Could you print all the entries exactly?

**Collected data**
-*-
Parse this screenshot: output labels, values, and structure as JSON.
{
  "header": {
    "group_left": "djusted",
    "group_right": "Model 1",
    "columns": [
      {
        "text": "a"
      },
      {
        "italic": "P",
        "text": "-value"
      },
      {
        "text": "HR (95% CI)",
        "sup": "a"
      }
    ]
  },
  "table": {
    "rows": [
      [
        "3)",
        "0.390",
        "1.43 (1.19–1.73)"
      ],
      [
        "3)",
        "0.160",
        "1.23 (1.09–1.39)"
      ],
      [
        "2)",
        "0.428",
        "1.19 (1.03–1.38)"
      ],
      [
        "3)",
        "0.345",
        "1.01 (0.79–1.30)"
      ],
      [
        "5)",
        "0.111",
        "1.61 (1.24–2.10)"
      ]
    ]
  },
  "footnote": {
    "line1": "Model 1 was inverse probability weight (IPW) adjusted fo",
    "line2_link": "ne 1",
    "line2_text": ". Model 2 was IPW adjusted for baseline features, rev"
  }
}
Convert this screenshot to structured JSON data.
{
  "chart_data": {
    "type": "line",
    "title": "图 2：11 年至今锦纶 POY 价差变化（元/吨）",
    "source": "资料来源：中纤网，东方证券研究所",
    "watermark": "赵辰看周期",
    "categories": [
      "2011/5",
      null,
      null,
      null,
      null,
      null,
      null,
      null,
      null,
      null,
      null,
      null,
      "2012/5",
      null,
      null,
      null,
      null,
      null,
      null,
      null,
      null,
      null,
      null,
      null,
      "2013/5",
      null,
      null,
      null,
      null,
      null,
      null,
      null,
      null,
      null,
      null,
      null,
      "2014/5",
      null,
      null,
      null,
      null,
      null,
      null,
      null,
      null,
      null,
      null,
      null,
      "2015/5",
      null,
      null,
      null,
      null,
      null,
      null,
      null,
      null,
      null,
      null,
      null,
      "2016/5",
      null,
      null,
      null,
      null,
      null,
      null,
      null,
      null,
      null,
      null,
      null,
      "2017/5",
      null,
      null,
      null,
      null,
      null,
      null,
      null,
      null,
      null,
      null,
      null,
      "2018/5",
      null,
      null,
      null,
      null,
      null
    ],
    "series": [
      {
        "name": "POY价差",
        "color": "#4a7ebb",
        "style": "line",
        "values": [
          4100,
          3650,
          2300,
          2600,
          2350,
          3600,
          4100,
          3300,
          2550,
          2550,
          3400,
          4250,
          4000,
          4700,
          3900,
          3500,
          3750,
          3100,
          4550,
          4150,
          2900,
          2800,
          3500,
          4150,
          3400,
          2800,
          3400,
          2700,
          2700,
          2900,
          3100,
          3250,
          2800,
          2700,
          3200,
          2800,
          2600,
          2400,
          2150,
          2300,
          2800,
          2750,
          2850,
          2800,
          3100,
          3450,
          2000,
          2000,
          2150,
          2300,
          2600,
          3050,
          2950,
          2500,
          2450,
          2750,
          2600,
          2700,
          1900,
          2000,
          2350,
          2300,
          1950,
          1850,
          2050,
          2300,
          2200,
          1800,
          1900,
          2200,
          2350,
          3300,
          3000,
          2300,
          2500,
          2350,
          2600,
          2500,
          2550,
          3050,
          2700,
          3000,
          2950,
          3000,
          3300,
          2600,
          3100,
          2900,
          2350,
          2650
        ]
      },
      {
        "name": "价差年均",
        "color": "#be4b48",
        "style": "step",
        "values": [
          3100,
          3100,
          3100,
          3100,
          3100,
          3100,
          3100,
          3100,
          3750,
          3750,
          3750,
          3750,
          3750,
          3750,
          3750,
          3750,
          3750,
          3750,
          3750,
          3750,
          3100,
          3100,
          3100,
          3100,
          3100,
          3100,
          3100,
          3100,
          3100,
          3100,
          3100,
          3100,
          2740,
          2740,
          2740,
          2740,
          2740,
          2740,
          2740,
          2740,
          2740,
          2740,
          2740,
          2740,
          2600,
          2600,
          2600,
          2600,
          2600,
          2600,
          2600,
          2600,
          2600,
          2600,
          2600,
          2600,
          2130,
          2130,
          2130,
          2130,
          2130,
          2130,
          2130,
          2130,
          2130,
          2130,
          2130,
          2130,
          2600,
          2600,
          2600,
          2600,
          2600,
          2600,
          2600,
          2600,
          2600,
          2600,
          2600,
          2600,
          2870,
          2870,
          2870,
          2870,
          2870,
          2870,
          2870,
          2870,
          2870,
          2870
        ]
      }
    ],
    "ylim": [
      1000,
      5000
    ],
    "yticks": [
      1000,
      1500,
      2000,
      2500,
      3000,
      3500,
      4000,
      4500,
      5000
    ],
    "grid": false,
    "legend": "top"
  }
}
-*-
**Task result**
Parse this screenshot: output labels, values, and structure as JSON.
{
  "header": {
    "group_left": "djusted",
    "group_right": "Model 1",
    "columns": [
      {
        "text": "a"
      },
      {
        "italic": "P",
        "text": "-value"
      },
      {
        "text": "HR (95% CI)",
        "sup": "a"
      }
    ]
  },
  "table": {
    "rows": [
      [
        "3)",
        "0.390",
        "1.43 (1.19–1.73)"
      ],
      [
        "3)",
        "0.160",
        "1.23 (1.09–1.39)"
      ],
      [
        "2)",
        "0.428",
        "1.19 (1.03–1.38)"
      ],
      [
        "3)",
        "0.345",
        "1.01 (0.79–1.30)"
      ],
      [
        "5)",
        "0.111",
        "1.61 (1.24–2.10)"
      ]
    ]
  },
  "footnote": {
    "line1": "Model 1 was inverse probability weight (IPW) adjusted fo",
    "line2_link": "ne 1",
    "line2_text": ". Model 2 was IPW adjusted for baseline features, rev"
  }
}
Convert this screenshot to structured JSON data.
{
  "chart_data": {
    "type": "line",
    "title": "图 2：11 年至今锦纶 POY 价差变化（元/吨）",
    "source": "资料来源：中纤网，东方证券研究所",
    "watermark": "赵辰看周期",
    "categories": [
      "2011/5",
      null,
      null,
      null,
      null,
      null,
      null,
      null,
      null,
      null,
      null,
      null,
      "2012/5",
      null,
      null,
      null,
      null,
      null,
      null,
      null,
      null,
      null,
      null,
      null,
      "2013/5",
      null,
      null,
      null,
      null,
      null,
      null,
      null,
      null,
      null,
      null,
      null,
      "2014/5",
      null,
      null,
      null,
      null,
      null,
      null,
      null,
      null,
      null,
      null,
      null,
      "2015/5",
      null,
      null,
      null,
      null,
      null,
      null,
      null,
      null,
      null,
      null,
      null,
      "2016/5",
      null,
      null,
      null,
      null,
      null,
      null,
      null,
      null,
      null,
      null,
      null,
      "2017/5",
      null,
      null,
      null,
      null,
      null,
      null,
      null,
      null,
      null,
      null,
      null,
      "2018/5",
      null,
      null,
      null,
      null,
      null
    ],
    "series": [
      {
        "name": "POY价差",
        "color": "#4a7ebb",
        "style": "line",
        "values": [
          4100,
          3650,
          2300,
          2600,
          2350,
          3600,
          4100,
          3300,
          2550,
          2550,
          3400,
          4250,
          4000,
          4700,
          3900,
          3500,
          3750,
          3100,
          4550,
          4150,
          2900,
          2800,
          3500,
          4150,
          3400,
          2800,
          3400,
          2700,
          2700,
          2900,
          3100,
          3250,
          2800,
          2700,
          3200,
          2800,
          2600,
          2400,
          2150,
          2300,
          2800,
          2750,
          2850,
          2800,
          3100,
          3450,
          2000,
          2000,
          2150,
          2300,
          2600,
          3050,
          2950,
          2500,
          2450,
          2750,
          2600,
          2700,
          1900,
          2000,
          2350,
          2300,
          1950,
          1850,
          2050,
          2300,
          2200,
          1800,
          1900,
          2200,
          2350,
          3300,
          3000,
          2300,
          2500,
          2350,
          2600,
          2500,
          2550,
          3050,
          2700,
          3000,
          2950,
          3000,
          3300,
          2600,
          3100,
          2900,
          2350,
          2650
        ]
      },
      {
        "name": "价差年均",
        "color": "#be4b48",
        "style": "step",
        "values": [
          3100,
          3100,
          3100,
          3100,
          3100,
          3100,
          3100,
          3100,
          3750,
          3750,
          3750,
          3750,
          3750,
          3750,
          3750,
          3750,
          3750,
          3750,
          3750,
          3750,
          3100,
          3100,
          3100,
          3100,
          3100,
          3100,
          3100,
          3100,
          3100,
          3100,
          3100,
          3100,
          2740,
          2740,
          2740,
          2740,
          2740,
          2740,
          2740,
          2740,
          2740,
          2740,
          2740,
          2740,
          2600,
          2600,
          2600,
          2600,
          2600,
          2600,
          2600,
          2600,
          2600,
          2600,
          2600,
          2600,
          2130,
          2130,
          2130,
          2130,
          2130,
          2130,
          2130,
          2130,
          2130,
          2130,
          2130,
          2130,
          2600,
          2600,
          2600,
          2600,
          2600,
          2600,
          2600,
          2600,
          2600,
          2600,
          2600,
          2600,
          2870,
          2870,
          2870,
          2870,
          2870,
          2870,
          2870,
          2870,
          2870,
          2870
        ]
      }
    ],
    "ylim": [
      1000,
      5000
    ],
    "yticks": [
      1000,
      1500,
      2000,
      2500,
      3000,
      3500,
      4000,
      4500,
      5000
    ],
    "grid": false,
    "legend": "top"
  }
}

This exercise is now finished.